Start of Supplied data

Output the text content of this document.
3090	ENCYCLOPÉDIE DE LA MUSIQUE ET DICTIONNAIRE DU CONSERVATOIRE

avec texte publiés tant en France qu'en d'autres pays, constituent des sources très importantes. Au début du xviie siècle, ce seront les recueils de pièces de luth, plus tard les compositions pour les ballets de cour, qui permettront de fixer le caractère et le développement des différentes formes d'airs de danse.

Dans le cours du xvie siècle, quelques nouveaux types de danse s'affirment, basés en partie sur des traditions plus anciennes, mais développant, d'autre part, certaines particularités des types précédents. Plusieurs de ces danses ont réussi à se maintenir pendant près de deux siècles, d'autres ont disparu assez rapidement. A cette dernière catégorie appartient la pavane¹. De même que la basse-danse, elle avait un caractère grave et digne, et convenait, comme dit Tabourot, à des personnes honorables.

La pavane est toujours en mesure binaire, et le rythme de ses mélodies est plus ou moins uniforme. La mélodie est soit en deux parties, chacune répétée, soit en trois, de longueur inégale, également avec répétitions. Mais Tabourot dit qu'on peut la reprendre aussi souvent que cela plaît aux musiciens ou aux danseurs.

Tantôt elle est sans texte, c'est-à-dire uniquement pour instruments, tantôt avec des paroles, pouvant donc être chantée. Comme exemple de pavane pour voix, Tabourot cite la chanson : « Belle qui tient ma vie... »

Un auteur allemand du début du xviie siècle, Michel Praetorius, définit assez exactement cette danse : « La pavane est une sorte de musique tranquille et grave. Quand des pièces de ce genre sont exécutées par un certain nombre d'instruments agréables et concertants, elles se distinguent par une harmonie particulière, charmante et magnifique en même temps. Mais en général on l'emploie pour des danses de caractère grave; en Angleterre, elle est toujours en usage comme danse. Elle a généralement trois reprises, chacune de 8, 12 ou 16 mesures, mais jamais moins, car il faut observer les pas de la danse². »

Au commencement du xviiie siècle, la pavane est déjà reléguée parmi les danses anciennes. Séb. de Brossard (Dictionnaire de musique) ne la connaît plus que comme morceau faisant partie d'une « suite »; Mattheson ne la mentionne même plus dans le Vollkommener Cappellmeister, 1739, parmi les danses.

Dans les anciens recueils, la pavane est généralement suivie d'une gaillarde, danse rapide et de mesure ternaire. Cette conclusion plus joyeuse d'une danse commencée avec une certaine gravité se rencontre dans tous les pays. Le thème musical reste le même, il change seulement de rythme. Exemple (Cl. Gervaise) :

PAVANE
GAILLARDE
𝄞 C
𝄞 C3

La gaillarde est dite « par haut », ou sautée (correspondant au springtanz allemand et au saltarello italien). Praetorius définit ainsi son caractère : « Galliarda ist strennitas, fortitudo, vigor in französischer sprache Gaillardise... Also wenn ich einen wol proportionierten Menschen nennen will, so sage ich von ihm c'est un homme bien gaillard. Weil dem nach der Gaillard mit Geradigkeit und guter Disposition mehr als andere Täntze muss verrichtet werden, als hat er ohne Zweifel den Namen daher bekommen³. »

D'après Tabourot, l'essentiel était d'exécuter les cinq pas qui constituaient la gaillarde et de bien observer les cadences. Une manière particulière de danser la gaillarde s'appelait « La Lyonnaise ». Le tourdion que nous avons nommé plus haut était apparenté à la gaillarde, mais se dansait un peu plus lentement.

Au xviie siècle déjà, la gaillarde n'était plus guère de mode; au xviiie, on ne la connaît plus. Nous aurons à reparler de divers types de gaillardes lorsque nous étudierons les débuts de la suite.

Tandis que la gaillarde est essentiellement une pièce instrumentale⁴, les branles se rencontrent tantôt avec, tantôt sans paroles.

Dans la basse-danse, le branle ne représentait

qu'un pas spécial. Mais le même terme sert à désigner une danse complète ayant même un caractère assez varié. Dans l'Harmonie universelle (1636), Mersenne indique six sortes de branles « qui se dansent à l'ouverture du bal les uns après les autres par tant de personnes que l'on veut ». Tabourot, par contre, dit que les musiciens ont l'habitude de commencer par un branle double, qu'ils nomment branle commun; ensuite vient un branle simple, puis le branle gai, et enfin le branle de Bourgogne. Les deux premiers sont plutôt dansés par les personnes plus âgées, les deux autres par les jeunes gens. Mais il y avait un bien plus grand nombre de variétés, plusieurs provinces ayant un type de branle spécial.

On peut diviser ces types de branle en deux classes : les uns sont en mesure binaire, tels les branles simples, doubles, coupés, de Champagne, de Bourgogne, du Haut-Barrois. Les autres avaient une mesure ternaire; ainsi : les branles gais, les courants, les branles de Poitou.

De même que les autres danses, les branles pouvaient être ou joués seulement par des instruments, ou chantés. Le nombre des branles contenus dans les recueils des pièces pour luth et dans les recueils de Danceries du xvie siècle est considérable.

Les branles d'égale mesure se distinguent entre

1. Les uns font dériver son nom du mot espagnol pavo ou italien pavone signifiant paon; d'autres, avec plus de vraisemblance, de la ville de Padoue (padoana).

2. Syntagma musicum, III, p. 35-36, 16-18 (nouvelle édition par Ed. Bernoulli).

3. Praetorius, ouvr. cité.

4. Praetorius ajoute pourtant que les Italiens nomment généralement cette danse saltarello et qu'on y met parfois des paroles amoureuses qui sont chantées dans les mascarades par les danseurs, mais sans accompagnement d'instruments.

End of Supplied data

**What to do**. Your task is to print the whole listing again exactly.

**Worked answer**.
Output the text content of this document.
3090	ENCYCLOPÉDIE DE LA MUSIQUE ET DICTIONNAIRE DU CONSERVATOIRE

avec texte publiés tant en France qu'en d'autres pays, constituent des sources très importantes. Au début du xviie siècle, ce seront les recueils de pièces de luth, plus tard les compositions pour les ballets de cour, qui permettront de fixer le caractère et le développement des différentes formes d'airs de danse.

Dans le cours du xvie siècle, quelques nouveaux types de danse s'affirment, basés en partie sur des traditions plus anciennes, mais développant, d'autre part, certaines particularités des types précédents. Plusieurs de ces danses ont réussi à se maintenir pendant près de deux siècles, d'autres ont disparu assez rapidement. A cette dernière catégorie appartient la pavane¹. De même que la basse-danse, elle avait un caractère grave et digne, et convenait, comme dit Tabourot, à des personnes honorables.

La pavane est toujours en mesure binaire, et le rythme de ses mélodies est plus ou moins uniforme. La mélodie est soit en deux parties, chacune répétée, soit en trois, de longueur inégale, également avec répétitions. Mais Tabourot dit qu'on peut la reprendre aussi souvent que cela plaît aux musiciens ou aux danseurs.

Tantôt elle est sans texte, c'est-à-dire uniquement pour instruments, tantôt avec des paroles, pouvant donc être chantée. Comme exemple de pavane pour voix, Tabourot cite la chanson : « Belle qui tient ma vie... »

Un auteur allemand du début du xviie siècle, Michel Praetorius, définit assez exactement cette danse : « La pavane est une sorte de musique tranquille et grave. Quand des pièces de ce genre sont exécutées par un certain nombre d'instruments agréables et concertants, elles se distinguent par une harmonie particulière, charmante et magnifique en même temps. Mais en général on l'emploie pour des danses de caractère grave; en Angleterre, elle est toujours en usage comme danse. Elle a généralement trois reprises, chacune de 8, 12 ou 16 mesures, mais jamais moins, car il faut observer les pas de la danse². »

Au commencement du xviiie siècle, la pavane est déjà reléguée parmi les danses anciennes. Séb. de Brossard (Dictionnaire de musique) ne la connaît plus que comme morceau faisant partie d'une « suite »; Mattheson ne la mentionne même plus dans le Vollkommener Cappellmeister, 1739, parmi les danses.

Dans les anciens recueils, la pavane est généralement suivie d'une gaillarde, danse rapide et de mesure ternaire. Cette conclusion plus joyeuse d'une danse commencée avec une certaine gravité se rencontre dans tous les pays. Le thème musical reste le même, il change seulement de rythme. Exemple (Cl. Gervaise) :

PAVANE
GAILLARDE
𝄞 C
𝄞 C3

La gaillarde est dite « par haut », ou sautée (correspondant au springtanz allemand et au saltarello italien). Praetorius définit ainsi son caractère : « Galliarda ist strennitas, fortitudo, vigor in französischer sprache Gaillardise... Also wenn ich einen wol proportionierten Menschen nennen will, so sage ich von ihm c'est un homme bien gaillard. Weil dem nach der Gaillard mit Geradigkeit und guter Disposition mehr als andere Täntze muss verrichtet werden, als hat er ohne Zweifel den Namen daher bekommen³. »

D'après Tabourot, l'essentiel était d'exécuter les cinq pas qui constituaient la gaillarde et de bien observer les cadences. Une manière particulière de danser la gaillarde s'appelait « La Lyonnaise ». Le tourdion que nous avons nommé plus haut était apparenté à la gaillarde, mais se dansait un peu plus lentement.

Au xviie siècle déjà, la gaillarde n'était plus guère de mode; au xviiie, on ne la connaît plus. Nous aurons à reparler de divers types de gaillardes lorsque nous étudierons les débuts de la suite.

Tandis que la gaillarde est essentiellement une pièce instrumentale⁴, les branles se rencontrent tantôt avec, tantôt sans paroles.

Dans la basse-danse, le branle ne représentait

qu'un pas spécial. Mais le même terme sert à désigner une danse complète ayant même un caractère assez varié. Dans l'Harmonie universelle (1636), Mersenne indique six sortes de branles « qui se dansent à l'ouverture du bal les uns après les autres par tant de personnes que l'on veut ». Tabourot, par contre, dit que les musiciens ont l'habitude de commencer par un branle double, qu'ils nomment branle commun; ensuite vient un branle simple, puis le branle gai, et enfin le branle de Bourgogne. Les deux premiers sont plutôt dansés par les personnes plus âgées, les deux autres par les jeunes gens. Mais il y avait un bien plus grand nombre de variétés, plusieurs provinces ayant un type de branle spécial.

On peut diviser ces types de branle en deux classes : les uns sont en mesure binaire, tels les branles simples, doubles, coupés, de Champagne, de Bourgogne, du Haut-Barrois. Les autres avaient une mesure ternaire; ainsi : les branles gais, les courants, les branles de Poitou.

De même que les autres danses, les branles pouvaient être ou joués seulement par des instruments, ou chantés. Le nombre des branles contenus dans les recueils des pièces pour luth et dans les recueils de Danceries du xvie siècle est considérable.

Les branles d'égale mesure se distinguent entre

1. Les uns font dériver son nom du mot espagnol pavo ou italien pavone signifiant paon; d'autres, avec plus de vraisemblance, de la ville de Padoue (padoana).

2. Syntagma musicum, III, p. 35-36, 16-18 (nouvelle édition par Ed. Bernoulli).

3. Praetorius, ouvr. cité.

4. Praetorius ajoute pourtant que les Italiens nomment généralement cette danse saltarello et qu'on y met parfois des paroles amoureuses qui sont chantées dans les mascarades par les danseurs, mais sans accompagnement d'instruments.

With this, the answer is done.